Input:
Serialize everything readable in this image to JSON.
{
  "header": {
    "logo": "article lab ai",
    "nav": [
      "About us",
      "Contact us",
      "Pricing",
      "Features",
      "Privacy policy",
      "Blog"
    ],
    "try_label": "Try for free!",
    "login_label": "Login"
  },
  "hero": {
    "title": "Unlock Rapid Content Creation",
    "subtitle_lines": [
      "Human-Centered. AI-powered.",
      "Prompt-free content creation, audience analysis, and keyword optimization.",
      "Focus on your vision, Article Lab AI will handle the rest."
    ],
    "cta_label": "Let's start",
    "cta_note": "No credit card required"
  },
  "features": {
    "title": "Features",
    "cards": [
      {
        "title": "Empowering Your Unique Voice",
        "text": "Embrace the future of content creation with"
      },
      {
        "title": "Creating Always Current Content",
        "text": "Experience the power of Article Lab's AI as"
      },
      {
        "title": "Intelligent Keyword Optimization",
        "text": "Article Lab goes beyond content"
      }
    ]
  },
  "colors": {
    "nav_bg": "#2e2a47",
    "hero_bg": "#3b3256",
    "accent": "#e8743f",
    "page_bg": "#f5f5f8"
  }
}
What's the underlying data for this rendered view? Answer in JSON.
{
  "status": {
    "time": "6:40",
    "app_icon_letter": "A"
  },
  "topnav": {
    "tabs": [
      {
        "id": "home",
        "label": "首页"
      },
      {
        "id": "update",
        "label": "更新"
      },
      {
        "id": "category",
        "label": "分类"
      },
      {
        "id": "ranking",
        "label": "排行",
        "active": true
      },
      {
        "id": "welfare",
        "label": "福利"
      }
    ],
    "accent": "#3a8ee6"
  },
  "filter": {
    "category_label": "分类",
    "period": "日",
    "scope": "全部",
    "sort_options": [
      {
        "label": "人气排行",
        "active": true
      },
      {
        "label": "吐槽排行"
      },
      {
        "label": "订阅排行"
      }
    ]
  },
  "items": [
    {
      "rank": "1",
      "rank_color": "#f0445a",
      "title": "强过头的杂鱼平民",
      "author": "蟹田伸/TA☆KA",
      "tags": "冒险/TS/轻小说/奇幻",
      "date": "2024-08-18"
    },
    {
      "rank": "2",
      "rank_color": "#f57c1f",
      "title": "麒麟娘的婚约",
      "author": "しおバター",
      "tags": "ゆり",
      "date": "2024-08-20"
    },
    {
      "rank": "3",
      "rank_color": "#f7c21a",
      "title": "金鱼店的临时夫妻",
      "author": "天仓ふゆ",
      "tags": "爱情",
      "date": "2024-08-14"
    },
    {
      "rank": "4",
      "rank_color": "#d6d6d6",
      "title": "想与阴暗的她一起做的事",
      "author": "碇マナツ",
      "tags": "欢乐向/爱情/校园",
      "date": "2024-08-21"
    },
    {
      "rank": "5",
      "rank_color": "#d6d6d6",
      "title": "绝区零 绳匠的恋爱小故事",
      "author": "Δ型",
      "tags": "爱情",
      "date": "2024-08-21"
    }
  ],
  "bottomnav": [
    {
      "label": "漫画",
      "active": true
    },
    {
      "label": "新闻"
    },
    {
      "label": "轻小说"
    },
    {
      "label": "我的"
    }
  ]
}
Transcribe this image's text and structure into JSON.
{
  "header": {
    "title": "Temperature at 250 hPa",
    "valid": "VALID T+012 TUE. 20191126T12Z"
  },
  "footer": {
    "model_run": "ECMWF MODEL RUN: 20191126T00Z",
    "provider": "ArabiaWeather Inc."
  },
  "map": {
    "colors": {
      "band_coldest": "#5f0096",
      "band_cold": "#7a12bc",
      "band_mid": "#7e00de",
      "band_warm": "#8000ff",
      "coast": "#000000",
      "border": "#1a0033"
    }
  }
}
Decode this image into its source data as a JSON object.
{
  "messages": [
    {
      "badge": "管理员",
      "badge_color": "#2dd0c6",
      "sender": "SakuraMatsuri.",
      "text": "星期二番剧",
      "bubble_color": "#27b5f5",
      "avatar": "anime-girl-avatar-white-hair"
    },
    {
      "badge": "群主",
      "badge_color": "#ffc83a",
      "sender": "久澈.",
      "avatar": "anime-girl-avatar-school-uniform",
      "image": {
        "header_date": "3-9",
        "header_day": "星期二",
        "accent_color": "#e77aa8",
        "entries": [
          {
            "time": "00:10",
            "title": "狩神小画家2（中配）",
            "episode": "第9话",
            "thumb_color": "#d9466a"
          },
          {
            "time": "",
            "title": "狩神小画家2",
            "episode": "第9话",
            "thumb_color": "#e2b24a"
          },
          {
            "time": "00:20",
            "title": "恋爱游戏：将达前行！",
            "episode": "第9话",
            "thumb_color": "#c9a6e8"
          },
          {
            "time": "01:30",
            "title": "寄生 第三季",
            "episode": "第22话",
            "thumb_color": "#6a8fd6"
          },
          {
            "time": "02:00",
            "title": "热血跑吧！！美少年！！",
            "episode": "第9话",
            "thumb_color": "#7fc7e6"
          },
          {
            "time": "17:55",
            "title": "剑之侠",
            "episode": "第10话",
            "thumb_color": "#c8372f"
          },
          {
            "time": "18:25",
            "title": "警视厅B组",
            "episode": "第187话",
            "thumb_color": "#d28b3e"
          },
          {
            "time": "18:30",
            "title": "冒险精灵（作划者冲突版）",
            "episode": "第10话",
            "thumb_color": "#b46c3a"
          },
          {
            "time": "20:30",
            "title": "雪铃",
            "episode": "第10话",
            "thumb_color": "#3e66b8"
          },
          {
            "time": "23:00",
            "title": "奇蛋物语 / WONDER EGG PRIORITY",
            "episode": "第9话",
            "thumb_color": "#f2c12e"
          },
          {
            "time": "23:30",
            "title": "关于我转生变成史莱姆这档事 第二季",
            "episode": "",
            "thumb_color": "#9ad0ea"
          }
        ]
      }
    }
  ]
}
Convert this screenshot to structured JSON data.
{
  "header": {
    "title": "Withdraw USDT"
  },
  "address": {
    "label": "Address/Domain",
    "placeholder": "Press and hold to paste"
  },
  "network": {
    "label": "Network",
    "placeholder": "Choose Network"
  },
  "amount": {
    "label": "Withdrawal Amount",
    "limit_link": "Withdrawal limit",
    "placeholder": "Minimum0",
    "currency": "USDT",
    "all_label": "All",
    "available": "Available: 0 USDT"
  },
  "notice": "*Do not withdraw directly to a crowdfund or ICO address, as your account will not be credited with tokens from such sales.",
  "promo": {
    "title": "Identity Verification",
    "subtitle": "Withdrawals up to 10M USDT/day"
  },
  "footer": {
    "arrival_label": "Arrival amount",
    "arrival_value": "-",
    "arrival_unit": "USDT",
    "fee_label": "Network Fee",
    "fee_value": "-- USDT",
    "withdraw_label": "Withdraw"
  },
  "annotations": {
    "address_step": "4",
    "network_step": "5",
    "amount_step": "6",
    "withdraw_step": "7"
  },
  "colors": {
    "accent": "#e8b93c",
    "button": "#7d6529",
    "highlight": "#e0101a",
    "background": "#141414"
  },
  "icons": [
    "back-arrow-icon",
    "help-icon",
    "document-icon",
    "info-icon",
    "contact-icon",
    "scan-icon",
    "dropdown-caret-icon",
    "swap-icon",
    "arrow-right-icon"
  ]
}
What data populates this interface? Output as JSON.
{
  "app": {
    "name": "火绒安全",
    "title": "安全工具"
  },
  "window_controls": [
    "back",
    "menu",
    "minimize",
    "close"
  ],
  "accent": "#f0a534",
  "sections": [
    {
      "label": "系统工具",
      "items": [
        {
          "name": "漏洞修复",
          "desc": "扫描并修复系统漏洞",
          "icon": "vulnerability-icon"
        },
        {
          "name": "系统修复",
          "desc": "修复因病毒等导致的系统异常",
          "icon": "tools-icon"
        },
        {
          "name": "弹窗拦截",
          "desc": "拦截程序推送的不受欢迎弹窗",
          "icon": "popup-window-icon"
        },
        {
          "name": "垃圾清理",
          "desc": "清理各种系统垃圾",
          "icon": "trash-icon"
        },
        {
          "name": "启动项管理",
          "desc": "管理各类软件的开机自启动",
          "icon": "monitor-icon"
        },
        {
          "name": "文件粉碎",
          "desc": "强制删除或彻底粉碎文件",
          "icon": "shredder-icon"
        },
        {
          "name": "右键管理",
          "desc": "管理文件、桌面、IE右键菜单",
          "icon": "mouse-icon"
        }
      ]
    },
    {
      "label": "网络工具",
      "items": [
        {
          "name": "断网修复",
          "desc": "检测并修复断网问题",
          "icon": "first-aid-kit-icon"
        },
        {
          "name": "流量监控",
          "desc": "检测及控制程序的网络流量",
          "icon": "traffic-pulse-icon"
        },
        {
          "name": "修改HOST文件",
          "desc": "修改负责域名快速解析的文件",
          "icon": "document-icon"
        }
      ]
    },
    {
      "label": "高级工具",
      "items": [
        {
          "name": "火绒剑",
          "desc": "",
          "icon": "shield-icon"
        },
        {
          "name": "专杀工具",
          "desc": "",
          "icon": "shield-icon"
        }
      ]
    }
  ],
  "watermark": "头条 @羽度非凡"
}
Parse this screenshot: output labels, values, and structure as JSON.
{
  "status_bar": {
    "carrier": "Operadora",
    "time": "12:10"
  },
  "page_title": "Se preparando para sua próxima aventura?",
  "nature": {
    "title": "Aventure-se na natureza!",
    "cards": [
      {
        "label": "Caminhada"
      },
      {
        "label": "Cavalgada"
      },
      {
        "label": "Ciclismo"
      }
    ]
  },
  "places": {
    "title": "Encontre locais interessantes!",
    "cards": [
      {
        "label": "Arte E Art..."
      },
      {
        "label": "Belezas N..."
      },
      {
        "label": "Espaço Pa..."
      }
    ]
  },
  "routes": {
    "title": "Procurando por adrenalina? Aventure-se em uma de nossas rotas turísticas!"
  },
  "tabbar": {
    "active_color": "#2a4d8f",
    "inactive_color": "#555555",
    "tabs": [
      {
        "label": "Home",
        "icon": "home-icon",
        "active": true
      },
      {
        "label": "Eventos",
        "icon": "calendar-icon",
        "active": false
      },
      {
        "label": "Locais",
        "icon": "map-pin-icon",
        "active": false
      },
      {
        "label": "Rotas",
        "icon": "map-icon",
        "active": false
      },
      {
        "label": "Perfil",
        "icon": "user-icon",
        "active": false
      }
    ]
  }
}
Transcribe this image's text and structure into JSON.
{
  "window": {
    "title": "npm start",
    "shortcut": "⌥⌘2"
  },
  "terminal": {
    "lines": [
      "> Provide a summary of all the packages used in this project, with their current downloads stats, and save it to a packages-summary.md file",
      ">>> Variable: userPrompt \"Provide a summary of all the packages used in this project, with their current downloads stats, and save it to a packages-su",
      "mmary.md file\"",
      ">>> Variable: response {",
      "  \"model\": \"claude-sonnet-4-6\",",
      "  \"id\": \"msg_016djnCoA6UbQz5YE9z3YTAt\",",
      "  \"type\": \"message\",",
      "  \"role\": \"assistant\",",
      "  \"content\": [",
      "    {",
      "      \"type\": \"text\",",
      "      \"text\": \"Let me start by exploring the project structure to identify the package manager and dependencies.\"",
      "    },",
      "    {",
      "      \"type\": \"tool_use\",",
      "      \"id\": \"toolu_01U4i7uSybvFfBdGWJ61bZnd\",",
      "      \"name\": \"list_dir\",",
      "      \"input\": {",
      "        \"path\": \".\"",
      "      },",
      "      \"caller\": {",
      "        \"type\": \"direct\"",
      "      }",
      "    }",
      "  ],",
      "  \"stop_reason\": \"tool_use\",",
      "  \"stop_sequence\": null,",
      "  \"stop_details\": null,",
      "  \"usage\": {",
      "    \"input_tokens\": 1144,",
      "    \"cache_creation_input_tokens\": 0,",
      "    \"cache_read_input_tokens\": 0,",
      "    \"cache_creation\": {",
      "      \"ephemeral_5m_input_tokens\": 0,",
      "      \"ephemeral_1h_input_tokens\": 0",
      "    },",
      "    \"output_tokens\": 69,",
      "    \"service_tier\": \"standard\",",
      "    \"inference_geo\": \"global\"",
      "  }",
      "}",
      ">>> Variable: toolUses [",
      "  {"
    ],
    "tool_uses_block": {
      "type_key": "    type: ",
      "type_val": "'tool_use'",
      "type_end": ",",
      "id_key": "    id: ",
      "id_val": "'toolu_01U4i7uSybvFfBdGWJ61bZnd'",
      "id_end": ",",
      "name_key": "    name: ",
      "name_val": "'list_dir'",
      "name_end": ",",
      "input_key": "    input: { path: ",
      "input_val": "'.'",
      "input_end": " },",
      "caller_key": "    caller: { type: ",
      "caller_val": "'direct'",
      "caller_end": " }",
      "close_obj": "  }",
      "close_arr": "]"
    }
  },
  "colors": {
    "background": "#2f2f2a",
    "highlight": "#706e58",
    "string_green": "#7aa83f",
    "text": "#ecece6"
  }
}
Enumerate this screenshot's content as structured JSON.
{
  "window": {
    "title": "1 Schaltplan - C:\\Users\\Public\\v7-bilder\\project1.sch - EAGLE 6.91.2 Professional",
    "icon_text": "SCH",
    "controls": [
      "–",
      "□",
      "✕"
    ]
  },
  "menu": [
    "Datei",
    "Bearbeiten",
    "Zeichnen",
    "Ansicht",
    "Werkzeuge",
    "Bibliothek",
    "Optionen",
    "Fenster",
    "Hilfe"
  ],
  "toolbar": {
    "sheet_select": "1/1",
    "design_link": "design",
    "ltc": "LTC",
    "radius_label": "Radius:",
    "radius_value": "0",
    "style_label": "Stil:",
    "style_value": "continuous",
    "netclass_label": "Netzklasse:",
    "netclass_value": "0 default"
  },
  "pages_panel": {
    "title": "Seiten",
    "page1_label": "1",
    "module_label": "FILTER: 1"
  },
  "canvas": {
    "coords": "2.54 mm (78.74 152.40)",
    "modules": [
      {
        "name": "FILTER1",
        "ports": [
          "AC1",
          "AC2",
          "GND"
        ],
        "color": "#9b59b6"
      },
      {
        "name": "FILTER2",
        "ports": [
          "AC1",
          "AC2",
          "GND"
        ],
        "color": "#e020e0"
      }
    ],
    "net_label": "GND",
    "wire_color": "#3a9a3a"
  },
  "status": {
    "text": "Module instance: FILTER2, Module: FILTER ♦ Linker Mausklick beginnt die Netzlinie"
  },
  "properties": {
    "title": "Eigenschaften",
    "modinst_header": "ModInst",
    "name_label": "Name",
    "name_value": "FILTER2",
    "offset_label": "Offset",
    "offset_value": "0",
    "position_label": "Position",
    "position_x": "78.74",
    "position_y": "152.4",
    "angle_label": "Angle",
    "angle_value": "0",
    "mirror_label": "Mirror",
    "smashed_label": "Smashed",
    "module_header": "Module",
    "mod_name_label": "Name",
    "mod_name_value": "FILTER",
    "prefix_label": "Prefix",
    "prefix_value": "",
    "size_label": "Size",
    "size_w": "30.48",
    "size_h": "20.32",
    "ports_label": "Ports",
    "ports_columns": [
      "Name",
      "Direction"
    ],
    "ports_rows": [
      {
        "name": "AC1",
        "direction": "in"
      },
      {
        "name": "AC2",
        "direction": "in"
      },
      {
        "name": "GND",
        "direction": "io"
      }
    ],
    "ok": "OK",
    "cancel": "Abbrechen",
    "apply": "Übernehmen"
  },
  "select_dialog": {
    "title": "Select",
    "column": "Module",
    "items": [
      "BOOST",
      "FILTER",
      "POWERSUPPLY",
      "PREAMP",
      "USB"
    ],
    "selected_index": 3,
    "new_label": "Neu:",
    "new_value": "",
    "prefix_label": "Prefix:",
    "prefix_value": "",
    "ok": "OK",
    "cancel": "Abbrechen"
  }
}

Written request: List every line in the records above that contains the word "tags".

Result:
      "tags": "冒险/TS/轻小说/奇幻",
      "tags": "ゆり",
      "tags": "爱情",
      "tags": "欢乐向/爱情/校园",
      "tags": "爱情",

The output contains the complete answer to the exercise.